-------- SUPPLIED MATERIAL --------

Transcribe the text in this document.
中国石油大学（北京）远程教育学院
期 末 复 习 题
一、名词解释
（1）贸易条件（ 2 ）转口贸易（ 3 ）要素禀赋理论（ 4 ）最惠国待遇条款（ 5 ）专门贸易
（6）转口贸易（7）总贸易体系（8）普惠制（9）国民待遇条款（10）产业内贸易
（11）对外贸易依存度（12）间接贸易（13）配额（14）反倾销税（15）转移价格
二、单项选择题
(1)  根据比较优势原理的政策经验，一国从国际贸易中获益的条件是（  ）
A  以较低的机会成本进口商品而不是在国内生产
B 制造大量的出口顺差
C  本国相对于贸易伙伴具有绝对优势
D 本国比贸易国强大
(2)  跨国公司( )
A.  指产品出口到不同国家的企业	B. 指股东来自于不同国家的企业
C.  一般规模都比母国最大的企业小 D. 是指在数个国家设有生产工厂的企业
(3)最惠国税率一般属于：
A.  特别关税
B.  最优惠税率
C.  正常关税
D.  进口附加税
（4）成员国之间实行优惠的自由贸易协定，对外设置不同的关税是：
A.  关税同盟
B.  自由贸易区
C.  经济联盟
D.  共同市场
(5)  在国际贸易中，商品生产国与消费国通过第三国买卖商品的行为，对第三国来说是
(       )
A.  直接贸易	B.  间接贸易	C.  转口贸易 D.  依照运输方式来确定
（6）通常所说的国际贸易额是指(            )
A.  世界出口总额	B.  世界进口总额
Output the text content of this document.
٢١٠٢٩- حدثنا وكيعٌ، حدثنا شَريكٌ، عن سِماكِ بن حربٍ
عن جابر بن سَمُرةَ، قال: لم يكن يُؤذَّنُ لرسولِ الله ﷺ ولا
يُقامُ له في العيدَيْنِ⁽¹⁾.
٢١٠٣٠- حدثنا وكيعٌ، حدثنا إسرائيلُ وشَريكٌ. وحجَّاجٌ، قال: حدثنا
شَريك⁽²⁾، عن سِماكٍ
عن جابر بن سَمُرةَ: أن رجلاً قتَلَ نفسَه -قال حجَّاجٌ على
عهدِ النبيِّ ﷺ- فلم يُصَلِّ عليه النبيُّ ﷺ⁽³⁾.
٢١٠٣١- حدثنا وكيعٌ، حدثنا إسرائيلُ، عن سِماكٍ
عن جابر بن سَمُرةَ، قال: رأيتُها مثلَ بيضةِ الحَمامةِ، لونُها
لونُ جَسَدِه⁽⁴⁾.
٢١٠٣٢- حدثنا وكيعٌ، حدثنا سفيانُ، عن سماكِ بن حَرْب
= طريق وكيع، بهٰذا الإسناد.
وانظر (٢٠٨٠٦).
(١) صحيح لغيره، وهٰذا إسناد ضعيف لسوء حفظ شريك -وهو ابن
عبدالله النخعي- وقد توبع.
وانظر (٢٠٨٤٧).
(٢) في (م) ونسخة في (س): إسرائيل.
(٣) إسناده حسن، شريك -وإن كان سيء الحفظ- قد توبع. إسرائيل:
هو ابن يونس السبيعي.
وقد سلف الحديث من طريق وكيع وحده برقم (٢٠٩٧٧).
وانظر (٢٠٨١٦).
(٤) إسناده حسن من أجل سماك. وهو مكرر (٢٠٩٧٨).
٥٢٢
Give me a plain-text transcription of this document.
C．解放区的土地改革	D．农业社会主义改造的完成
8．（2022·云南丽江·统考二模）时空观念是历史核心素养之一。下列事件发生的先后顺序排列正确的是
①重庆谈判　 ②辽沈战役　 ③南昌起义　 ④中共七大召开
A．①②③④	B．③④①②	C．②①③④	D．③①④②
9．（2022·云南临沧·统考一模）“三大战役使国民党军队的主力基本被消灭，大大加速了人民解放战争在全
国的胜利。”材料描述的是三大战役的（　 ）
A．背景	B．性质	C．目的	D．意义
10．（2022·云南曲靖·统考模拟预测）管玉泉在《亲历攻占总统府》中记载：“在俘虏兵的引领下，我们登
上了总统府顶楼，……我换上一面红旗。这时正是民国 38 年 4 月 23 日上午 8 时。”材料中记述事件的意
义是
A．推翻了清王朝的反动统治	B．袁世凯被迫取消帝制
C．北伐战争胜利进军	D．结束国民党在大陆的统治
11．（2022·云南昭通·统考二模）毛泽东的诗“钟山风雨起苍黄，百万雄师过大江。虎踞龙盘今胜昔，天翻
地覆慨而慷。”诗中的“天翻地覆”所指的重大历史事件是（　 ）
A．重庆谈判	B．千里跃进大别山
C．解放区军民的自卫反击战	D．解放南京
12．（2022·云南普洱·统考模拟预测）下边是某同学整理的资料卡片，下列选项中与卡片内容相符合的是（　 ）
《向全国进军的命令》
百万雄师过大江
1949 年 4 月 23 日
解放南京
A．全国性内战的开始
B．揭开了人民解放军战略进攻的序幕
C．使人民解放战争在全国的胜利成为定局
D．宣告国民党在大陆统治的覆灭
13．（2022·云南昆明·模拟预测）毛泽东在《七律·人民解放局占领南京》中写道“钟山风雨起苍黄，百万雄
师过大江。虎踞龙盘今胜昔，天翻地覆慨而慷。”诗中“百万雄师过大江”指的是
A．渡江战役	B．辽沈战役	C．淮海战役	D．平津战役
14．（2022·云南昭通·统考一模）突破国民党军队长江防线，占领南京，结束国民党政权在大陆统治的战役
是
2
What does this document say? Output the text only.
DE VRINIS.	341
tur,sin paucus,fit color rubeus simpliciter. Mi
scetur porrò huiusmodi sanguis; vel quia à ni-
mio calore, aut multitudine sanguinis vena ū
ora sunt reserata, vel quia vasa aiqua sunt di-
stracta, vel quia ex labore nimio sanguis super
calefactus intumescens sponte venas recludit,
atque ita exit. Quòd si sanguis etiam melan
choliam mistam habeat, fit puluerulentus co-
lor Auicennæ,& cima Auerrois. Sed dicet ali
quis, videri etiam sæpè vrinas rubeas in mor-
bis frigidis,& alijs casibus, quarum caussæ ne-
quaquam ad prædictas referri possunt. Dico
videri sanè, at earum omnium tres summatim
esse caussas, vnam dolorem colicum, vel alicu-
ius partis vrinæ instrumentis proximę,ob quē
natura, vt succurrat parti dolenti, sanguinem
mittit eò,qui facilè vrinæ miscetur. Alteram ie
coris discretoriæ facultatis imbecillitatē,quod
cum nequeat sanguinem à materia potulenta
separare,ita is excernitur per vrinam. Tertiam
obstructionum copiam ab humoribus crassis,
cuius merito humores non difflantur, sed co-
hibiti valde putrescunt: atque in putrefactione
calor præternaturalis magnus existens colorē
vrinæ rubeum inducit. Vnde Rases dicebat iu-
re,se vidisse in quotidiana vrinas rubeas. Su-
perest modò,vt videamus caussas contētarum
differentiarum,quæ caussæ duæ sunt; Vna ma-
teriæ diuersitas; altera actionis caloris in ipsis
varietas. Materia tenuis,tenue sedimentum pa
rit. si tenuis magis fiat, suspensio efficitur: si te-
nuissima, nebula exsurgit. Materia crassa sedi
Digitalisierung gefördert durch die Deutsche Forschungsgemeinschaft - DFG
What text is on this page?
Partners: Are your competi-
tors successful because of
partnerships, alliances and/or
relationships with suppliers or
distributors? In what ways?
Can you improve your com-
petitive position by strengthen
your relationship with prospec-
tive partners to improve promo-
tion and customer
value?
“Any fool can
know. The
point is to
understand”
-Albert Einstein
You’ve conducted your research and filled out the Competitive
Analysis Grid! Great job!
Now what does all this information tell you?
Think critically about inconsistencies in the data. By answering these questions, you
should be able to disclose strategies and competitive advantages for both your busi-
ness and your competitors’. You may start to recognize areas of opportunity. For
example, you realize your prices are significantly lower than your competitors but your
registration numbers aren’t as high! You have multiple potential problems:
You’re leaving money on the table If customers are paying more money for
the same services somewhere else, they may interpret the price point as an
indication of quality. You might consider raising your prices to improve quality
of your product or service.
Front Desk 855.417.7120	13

--------

» **TASK DETAILS**
Begin with the line containing "What text is on this page?" and repeat each line exactly until the records above end.

» **FINAL RESULT**
What text is on this page?
Partners: Are your competi-
tors successful because of
partnerships, alliances and/or
relationships with suppliers or
distributors? In what ways?
Can you improve your com-
petitive position by strengthen
your relationship with prospec-
tive partners to improve promo-
tion and customer
value?
“Any fool can
know. The
point is to
understand”
-Albert Einstein
You’ve conducted your research and filled out the Competitive
Analysis Grid! Great job!
Now what does all this information tell you?
Think critically about inconsistencies in the data. By answering these questions, you
should be able to disclose strategies and competitive advantages for both your busi-
ness and your competitors’. You may start to recognize areas of opportunity. For
example, you realize your prices are significantly lower than your competitors but your
registration numbers aren’t as high! You have multiple potential problems:
You’re leaving money on the table If customers are paying more money for
the same services somewhere else, they may interpret the price point as an
indication of quality. You might consider raising your prices to improve quality
of your product or service.
Front Desk 855.417.7120	13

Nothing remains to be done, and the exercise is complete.